» DATA SUPPLIED

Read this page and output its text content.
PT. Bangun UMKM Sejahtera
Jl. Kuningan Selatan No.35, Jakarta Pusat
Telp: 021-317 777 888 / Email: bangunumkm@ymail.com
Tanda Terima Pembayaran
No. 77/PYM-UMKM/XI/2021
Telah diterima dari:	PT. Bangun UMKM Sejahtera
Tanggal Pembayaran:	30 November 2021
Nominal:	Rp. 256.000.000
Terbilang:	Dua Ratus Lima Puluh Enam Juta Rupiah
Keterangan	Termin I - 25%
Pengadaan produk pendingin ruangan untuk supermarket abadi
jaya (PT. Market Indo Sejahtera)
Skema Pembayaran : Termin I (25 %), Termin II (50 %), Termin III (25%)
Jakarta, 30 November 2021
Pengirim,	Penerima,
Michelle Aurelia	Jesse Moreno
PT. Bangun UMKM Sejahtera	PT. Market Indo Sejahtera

» WHAT YOU HAVE TO DO
Count the lines in the entries above that include the string "Jakarta", then give only that figure.

» OUTPUT FOR THIS EXERCISE
2